** INFORMATION GIVEN follows **

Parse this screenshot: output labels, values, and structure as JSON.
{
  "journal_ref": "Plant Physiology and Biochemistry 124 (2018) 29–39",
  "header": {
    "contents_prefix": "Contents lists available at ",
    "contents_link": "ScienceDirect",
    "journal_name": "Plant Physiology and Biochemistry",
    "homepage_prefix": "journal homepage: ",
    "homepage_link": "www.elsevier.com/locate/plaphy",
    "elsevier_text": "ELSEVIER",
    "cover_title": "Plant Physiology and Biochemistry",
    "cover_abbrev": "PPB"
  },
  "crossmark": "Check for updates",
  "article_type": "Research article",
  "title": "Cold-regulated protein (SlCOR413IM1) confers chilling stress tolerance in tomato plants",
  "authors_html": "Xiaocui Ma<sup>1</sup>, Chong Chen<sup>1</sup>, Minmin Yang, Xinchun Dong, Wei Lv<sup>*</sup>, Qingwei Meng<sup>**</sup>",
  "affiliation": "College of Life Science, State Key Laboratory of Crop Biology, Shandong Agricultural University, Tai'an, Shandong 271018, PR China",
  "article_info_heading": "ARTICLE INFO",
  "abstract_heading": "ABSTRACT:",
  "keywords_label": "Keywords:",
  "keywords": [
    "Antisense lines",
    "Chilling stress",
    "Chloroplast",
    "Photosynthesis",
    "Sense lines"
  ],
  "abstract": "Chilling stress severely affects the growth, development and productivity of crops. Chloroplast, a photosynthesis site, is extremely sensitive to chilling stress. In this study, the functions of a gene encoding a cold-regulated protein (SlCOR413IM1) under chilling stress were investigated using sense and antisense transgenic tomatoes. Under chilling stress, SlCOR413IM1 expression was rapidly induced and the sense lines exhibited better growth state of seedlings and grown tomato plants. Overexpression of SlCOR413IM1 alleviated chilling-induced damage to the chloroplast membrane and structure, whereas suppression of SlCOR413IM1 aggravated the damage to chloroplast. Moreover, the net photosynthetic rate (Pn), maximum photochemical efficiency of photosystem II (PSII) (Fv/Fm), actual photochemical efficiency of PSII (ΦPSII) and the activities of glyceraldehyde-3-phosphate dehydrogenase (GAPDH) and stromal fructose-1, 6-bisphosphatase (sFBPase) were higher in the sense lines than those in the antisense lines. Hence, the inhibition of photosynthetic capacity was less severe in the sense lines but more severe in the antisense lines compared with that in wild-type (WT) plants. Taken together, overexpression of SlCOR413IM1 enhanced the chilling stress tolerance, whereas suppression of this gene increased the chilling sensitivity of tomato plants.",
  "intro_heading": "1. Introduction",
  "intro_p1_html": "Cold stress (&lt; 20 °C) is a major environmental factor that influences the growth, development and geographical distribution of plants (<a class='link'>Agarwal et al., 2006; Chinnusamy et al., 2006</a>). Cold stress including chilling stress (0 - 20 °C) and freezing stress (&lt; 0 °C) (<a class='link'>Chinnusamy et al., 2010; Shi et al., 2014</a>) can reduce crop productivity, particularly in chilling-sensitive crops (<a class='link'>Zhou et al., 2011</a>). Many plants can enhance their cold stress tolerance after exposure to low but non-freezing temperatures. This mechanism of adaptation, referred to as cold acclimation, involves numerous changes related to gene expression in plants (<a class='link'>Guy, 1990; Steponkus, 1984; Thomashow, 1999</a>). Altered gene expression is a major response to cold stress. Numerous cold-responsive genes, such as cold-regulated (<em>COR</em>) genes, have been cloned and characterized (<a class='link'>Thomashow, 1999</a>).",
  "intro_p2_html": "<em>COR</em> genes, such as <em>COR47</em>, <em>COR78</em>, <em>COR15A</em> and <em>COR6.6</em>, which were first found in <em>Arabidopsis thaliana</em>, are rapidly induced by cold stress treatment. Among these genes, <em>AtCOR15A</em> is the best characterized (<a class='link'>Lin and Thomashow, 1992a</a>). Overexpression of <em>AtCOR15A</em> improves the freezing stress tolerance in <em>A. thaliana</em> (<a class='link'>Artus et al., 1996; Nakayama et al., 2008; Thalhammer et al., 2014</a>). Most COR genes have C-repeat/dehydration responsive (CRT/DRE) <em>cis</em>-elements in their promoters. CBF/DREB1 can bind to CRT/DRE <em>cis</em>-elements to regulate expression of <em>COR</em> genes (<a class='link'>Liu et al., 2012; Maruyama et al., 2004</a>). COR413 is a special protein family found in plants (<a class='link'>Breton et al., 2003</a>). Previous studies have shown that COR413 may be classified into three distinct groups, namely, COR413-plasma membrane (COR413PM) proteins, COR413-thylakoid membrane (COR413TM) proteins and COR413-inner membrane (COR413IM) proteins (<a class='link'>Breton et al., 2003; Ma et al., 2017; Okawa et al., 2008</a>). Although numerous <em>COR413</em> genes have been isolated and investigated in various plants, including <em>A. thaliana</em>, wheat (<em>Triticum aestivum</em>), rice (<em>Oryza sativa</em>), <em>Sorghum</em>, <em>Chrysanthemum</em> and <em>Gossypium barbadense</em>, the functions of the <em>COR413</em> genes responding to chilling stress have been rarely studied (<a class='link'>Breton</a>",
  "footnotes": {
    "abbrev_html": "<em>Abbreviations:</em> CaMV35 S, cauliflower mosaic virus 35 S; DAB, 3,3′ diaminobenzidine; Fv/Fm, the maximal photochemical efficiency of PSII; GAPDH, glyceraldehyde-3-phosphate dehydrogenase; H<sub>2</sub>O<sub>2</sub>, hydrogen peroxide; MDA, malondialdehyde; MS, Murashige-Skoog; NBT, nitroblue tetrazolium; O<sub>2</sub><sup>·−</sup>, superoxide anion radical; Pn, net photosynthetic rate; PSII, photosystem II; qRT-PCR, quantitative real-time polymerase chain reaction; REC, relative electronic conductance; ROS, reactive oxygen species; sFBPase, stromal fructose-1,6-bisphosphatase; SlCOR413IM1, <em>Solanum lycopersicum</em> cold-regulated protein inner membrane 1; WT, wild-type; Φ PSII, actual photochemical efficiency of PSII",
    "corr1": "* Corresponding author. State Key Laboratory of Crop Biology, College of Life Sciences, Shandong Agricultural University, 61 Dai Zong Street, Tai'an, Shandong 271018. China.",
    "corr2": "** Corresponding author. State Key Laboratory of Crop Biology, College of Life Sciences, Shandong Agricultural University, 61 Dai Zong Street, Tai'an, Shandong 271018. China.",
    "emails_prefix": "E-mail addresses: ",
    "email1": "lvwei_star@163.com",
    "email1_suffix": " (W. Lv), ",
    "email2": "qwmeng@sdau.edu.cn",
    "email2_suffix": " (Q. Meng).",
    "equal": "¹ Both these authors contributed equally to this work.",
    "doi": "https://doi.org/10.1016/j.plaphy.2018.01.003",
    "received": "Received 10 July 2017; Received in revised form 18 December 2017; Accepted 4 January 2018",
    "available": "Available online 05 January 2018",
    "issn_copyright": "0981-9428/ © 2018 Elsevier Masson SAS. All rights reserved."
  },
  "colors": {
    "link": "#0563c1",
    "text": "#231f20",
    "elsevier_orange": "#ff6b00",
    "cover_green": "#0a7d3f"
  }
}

** End of INFORMATION GIVEN **

**TASK TO CARRY OUT:**
Whichever lines of the records above hold the word "Sciences" should all be copied out.

**TASK SOLUTION:**
    "corr1": "* Corresponding author. State Key Laboratory of Crop Biology, College of Life Sciences, Shandong Agricultural University, 61 Dai Zong Street, Tai'an, Shandong 271018. China.",
    "corr2": "** Corresponding author. State Key Laboratory of Crop Biology, College of Life Sciences, Shandong Agricultural University, 61 Dai Zong Street, Tai'an, Shandong 271018. China.",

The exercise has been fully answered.